[Begin]
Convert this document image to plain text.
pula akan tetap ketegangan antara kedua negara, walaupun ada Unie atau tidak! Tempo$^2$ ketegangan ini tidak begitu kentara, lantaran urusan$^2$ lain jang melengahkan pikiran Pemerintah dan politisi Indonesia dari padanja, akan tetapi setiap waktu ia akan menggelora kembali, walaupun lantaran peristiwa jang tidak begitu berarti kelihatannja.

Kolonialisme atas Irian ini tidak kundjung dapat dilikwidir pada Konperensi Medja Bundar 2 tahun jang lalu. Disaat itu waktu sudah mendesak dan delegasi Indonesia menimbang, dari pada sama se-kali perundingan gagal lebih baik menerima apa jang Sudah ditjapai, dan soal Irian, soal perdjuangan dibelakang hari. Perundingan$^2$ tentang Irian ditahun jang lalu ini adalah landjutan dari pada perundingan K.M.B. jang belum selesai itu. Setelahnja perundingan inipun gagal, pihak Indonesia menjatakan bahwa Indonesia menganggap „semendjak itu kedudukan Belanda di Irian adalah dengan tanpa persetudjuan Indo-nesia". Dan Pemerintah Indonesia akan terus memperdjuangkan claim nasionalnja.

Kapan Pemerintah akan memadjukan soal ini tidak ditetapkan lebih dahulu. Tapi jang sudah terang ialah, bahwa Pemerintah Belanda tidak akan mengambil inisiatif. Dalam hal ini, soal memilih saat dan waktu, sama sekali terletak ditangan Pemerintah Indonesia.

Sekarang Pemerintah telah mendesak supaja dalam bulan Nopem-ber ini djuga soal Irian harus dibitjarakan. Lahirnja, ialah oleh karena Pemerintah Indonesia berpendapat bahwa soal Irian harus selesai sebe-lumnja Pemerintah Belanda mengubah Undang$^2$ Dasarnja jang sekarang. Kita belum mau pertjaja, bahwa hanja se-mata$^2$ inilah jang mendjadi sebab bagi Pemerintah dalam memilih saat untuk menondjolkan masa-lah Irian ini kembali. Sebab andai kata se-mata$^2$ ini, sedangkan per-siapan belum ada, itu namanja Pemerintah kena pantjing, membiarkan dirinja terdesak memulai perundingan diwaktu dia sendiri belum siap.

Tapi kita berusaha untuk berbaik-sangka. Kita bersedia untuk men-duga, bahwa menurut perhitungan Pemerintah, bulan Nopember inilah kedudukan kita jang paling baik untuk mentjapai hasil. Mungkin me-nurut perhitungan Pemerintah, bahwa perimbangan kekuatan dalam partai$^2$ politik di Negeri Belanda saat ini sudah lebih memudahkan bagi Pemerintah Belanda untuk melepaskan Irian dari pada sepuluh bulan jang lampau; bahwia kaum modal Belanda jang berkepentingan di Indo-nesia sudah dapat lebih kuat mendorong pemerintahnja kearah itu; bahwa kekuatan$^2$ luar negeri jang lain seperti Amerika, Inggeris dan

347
[End]
Read the data above and pull out each line that holds the string "Kita".

Sekarang Pemerintah telah mendesak supaja dalam bulan Nopem-ber ini djuga soal Irian harus dibitjarakan. Lahirnja, ialah oleh karena Pemerintah Indonesia berpendapat bahwa soal Irian harus selesai sebe-lumnja Pemerintah Belanda mengubah Undang$^2$ Dasarnja jang sekarang. Kita belum mau pertjaja, bahwa hanja se-mata$^2$ inilah jang mendjadi sebab bagi Pemerintah dalam memilih saat untuk menondjolkan masa-lah Irian ini kembali. Sebab andai kata se-mata$^2$ ini, sedangkan per-siapan belum ada, itu namanja Pemerintah kena pantjing, membiarkan dirinja terdesak memulai perundingan diwaktu dia sendiri belum siap.
Tapi kita berusaha untuk berbaik-sangka. Kita bersedia untuk men-duga, bahwa menurut perhitungan Pemerintah, bulan Nopember inilah kedudukan kita jang paling baik untuk mentjapai hasil. Mungkin me-nurut perhitungan Pemerintah, bahwa perimbangan kekuatan dalam partai$^2$ politik di Negeri Belanda saat ini sudah lebih memudahkan bagi Pemerintah Belanda untuk melepaskan Irian dari pada sepuluh bulan jang lampau; bahwia kaum modal Belanda jang berkepentingan di Indo-nesia sudah dapat lebih kuat mendorong pemerintahnja kearah itu; bahwa kekuatan$^2$ luar negeri jang lain seperti Amerika, Inggeris dan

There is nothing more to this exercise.